**Task instructions:**
All of the entries must be reproduced exactly, with no images carried over.

****

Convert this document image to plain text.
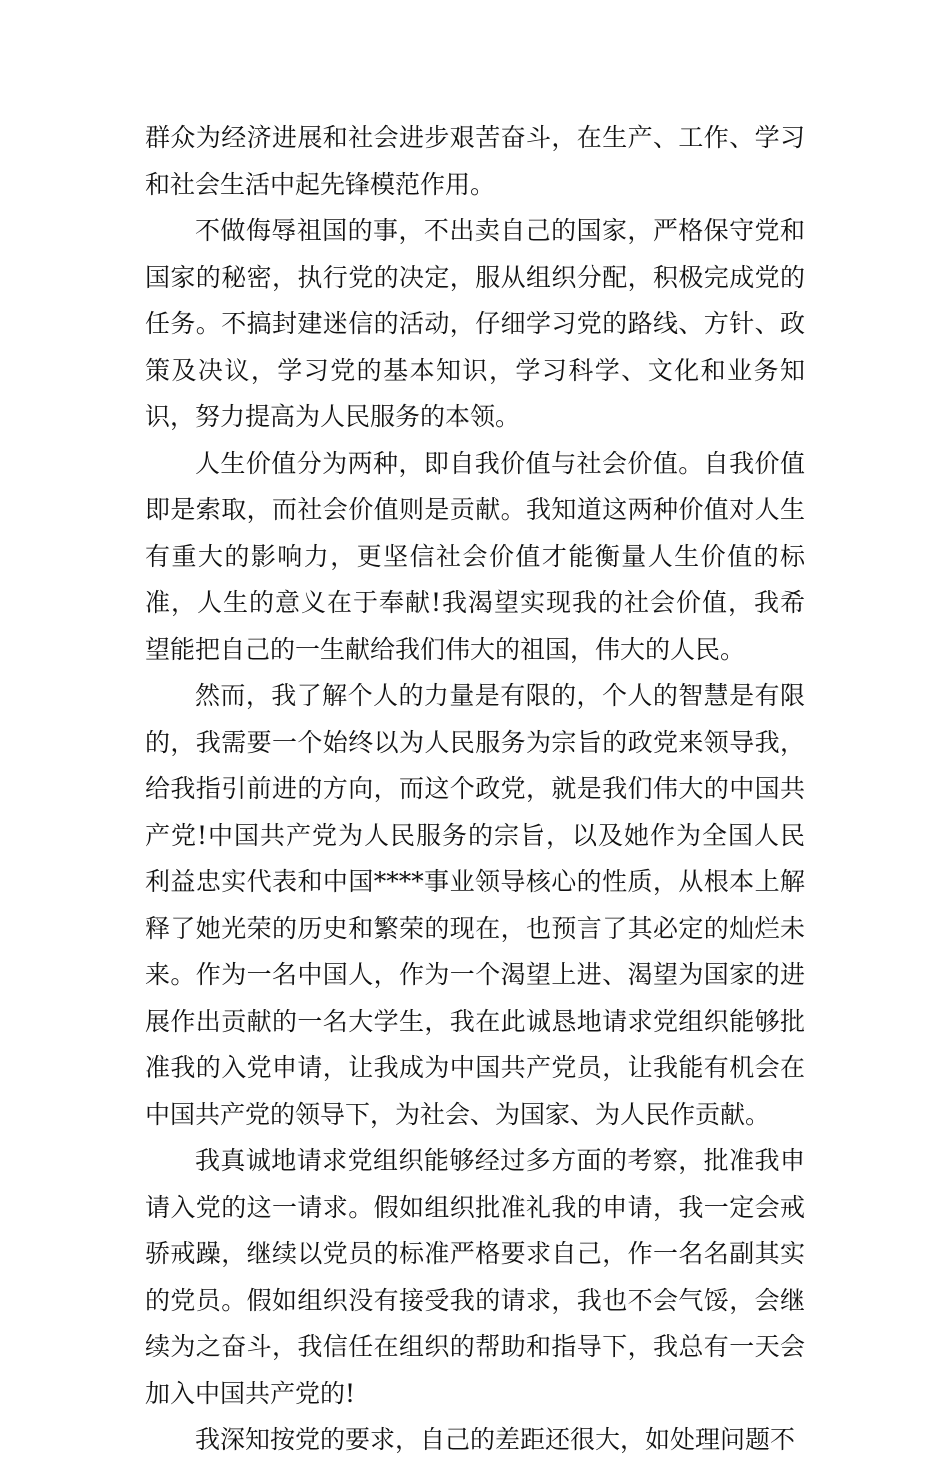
群众为经济进展和社会进步艰苦奋斗，在生产、工作、学习和社会生活中起先锋模范作用。

不做侮辱祖国的事，不出卖自己的国家，严格保守党和国家的秘密，执行党的决定，服从组织分配，积极完成党的任务。不搞封建迷信的活动，仔细学习党的路线、方针、政策及决议，学习党的基本知识，学习科学、文化和业务知识，努力提高为人民服务的本领。

人生价值分为两种，即自我价值与社会价值。自我价值即是索取，而社会价值则是贡献。我知道这两种价值对人生有重大的影响力，更坚信社会价值才能衡量人生价值的标准，人生的意义在于奉献!我渴望实现我的社会价值，我希望能把自己的一生献给我们伟大的祖国，伟大的人民。

然而，我了解个人的力量是有限的，个人的智慧是有限的，我需要一个始终以为人民服务为宗旨的政党来领导我，给我指引前进的方向，而这个政党，就是我们伟大的中国共产党!中国共产党为人民服务的宗旨，以及她作为全国人民利益忠实代表和中国****事业领导核心的性质，从根本上解释了她光荣的历史和繁荣的现在，也预言了其必定的灿烂未来。作为一名中国人，作为一个渴望上进、渴望为国家的进展作出贡献的一名大学生，我在此诚恳地请求党组织能够批准我的入党申请，让我成为中国共产党员，让我能有机会在中国共产党的领导下，为社会、为国家、为人民作贡献。

我真诚地请求党组织能够经过多方面的考察，批准我申请入党的这一请求。假如组织批准礼我的申请，我一定会戒骄戒躁，继续以党员的标准严格要求自己，作一名名副其实的党员。假如组织没有接受我的请求，我也不会气馁，会继续为之奋斗，我信任在组织的帮助和指导下，我总有一天会加入中国共产党的!

我深知按党的要求，自己的差距还很大，如处理问题不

****

**Response:**
Convert this document image to plain text.
群众为经济进展和社会进步艰苦奋斗，在生产、工作、学习和社会生活中起先锋模范作用。

不做侮辱祖国的事，不出卖自己的国家，严格保守党和国家的秘密，执行党的决定，服从组织分配，积极完成党的任务。不搞封建迷信的活动，仔细学习党的路线、方针、政策及决议，学习党的基本知识，学习科学、文化和业务知识，努力提高为人民服务的本领。

人生价值分为两种，即自我价值与社会价值。自我价值即是索取，而社会价值则是贡献。我知道这两种价值对人生有重大的影响力，更坚信社会价值才能衡量人生价值的标准，人生的意义在于奉献!我渴望实现我的社会价值，我希望能把自己的一生献给我们伟大的祖国，伟大的人民。

然而，我了解个人的力量是有限的，个人的智慧是有限的，我需要一个始终以为人民服务为宗旨的政党来领导我，给我指引前进的方向，而这个政党，就是我们伟大的中国共产党!中国共产党为人民服务的宗旨，以及她作为全国人民利益忠实代表和中国****事业领导核心的性质，从根本上解释了她光荣的历史和繁荣的现在，也预言了其必定的灿烂未来。作为一名中国人，作为一个渴望上进、渴望为国家的进展作出贡献的一名大学生，我在此诚恳地请求党组织能够批准我的入党申请，让我成为中国共产党员，让我能有机会在中国共产党的领导下，为社会、为国家、为人民作贡献。

我真诚地请求党组织能够经过多方面的考察，批准我申请入党的这一请求。假如组织批准礼我的申请，我一定会戒骄戒躁，继续以党员的标准严格要求自己，作一名名副其实的党员。假如组织没有接受我的请求，我也不会气馁，会继续为之奋斗，我信任在组织的帮助和指导下，我总有一天会加入中国共产党的!

我深知按党的要求，自己的差距还很大，如处理问题不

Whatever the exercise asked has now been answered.